**Work required**
Filter the entries below, keeping only lines with the word "page".

======== Entries supplied ========

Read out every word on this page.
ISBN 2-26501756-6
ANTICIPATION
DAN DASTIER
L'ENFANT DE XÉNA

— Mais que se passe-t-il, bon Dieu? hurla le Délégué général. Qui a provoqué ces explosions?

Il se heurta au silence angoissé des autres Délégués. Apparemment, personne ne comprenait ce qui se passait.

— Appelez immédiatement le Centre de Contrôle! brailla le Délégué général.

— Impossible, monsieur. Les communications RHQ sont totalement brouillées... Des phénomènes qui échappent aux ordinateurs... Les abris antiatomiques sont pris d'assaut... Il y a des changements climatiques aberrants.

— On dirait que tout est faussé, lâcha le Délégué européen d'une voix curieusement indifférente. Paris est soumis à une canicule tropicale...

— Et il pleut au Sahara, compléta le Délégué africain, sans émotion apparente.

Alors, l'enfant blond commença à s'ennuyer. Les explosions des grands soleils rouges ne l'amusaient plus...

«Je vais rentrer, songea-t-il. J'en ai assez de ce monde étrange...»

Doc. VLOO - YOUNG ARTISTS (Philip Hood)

========
======== Entries supplied ========

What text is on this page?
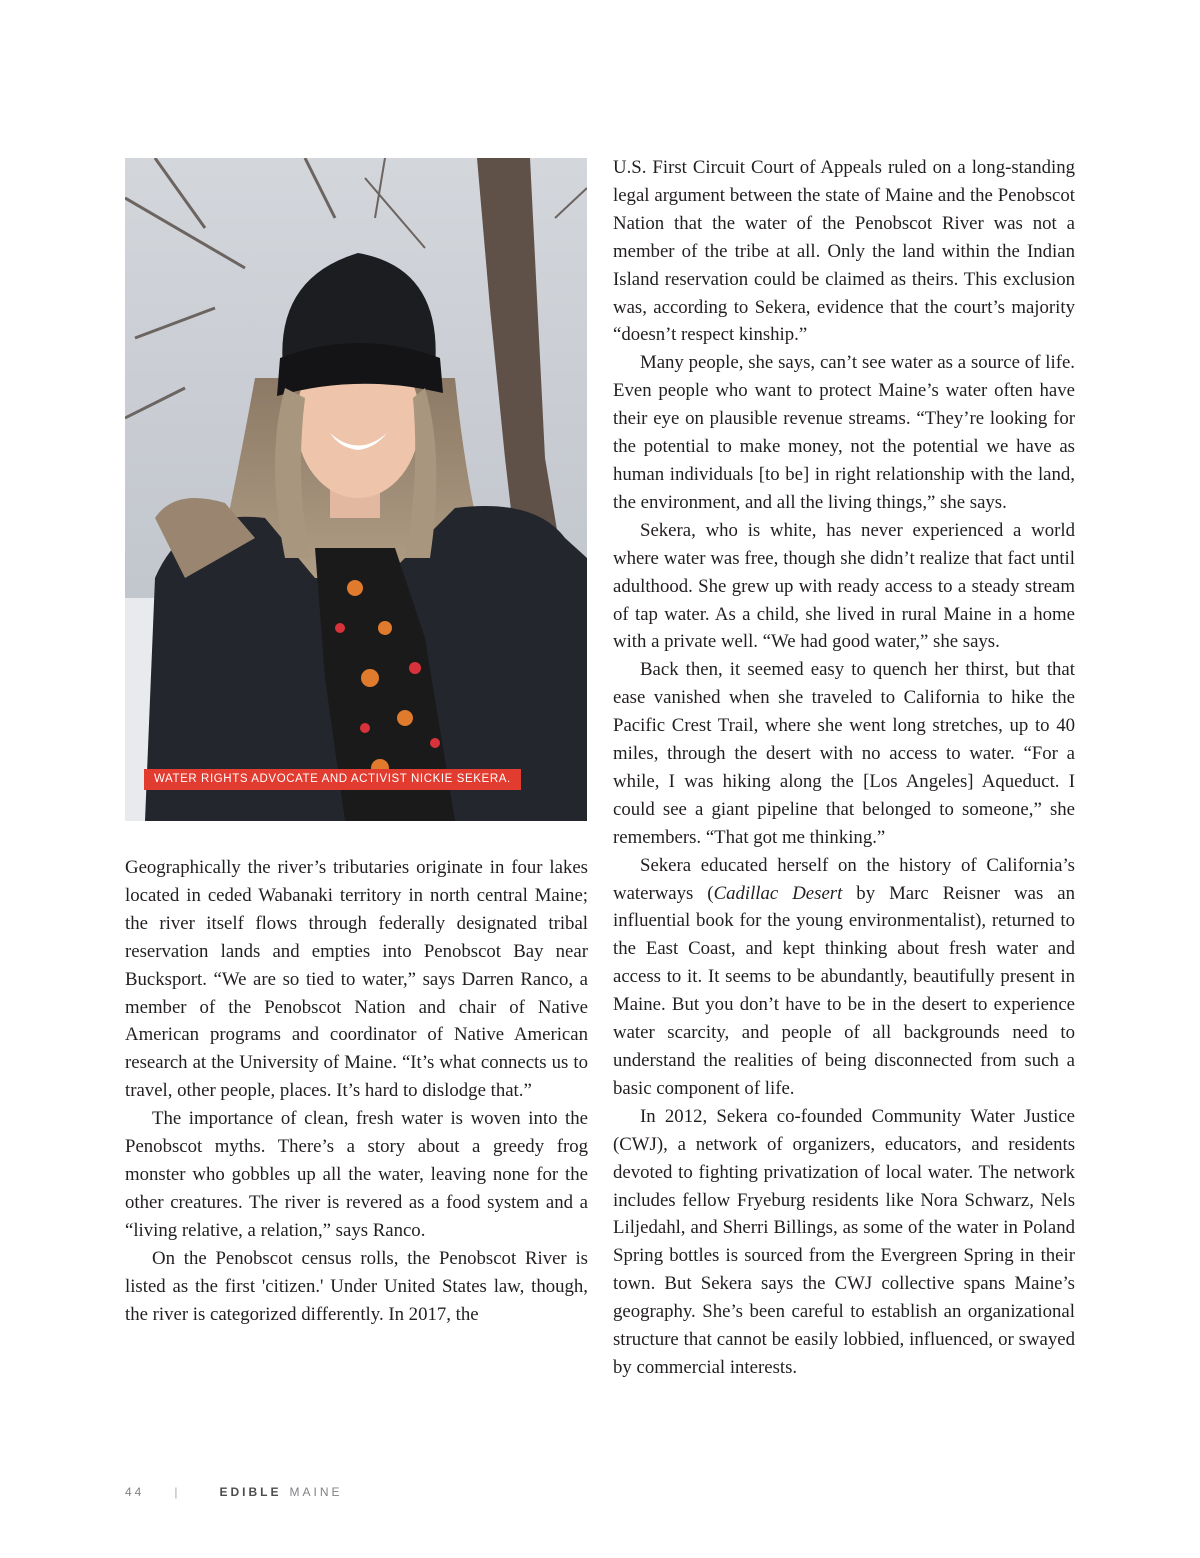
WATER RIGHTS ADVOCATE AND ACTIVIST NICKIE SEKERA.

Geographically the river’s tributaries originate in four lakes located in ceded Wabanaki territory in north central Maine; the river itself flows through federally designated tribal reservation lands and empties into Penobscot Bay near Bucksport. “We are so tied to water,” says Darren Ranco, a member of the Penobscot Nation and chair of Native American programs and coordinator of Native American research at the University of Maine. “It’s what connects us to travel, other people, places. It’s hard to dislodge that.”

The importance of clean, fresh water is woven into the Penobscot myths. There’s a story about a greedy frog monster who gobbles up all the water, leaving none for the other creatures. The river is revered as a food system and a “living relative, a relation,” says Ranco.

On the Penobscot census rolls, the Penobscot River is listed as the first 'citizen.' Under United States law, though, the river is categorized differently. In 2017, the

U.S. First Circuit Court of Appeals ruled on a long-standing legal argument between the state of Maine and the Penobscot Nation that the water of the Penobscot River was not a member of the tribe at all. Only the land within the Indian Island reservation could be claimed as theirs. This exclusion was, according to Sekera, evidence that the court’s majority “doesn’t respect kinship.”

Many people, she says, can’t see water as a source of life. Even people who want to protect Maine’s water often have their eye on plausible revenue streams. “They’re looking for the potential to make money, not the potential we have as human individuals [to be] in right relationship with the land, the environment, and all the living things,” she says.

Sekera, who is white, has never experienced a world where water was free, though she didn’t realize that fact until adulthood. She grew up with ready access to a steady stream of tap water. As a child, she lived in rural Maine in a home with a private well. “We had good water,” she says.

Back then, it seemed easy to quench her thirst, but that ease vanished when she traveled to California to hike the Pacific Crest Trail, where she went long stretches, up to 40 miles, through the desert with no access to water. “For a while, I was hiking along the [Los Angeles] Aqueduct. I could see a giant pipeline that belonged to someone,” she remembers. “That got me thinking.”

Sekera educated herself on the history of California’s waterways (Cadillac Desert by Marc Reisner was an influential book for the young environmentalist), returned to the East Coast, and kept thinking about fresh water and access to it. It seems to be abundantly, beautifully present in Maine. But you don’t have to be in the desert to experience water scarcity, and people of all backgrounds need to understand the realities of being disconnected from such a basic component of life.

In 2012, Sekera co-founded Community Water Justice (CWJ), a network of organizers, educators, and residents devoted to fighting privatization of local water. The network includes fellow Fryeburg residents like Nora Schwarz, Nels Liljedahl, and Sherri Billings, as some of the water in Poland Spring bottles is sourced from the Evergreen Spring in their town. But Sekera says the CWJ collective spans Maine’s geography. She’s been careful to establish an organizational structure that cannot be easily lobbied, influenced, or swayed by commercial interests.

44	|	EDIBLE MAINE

========

**Final answer**
Read out every word on this page.
What text is on this page?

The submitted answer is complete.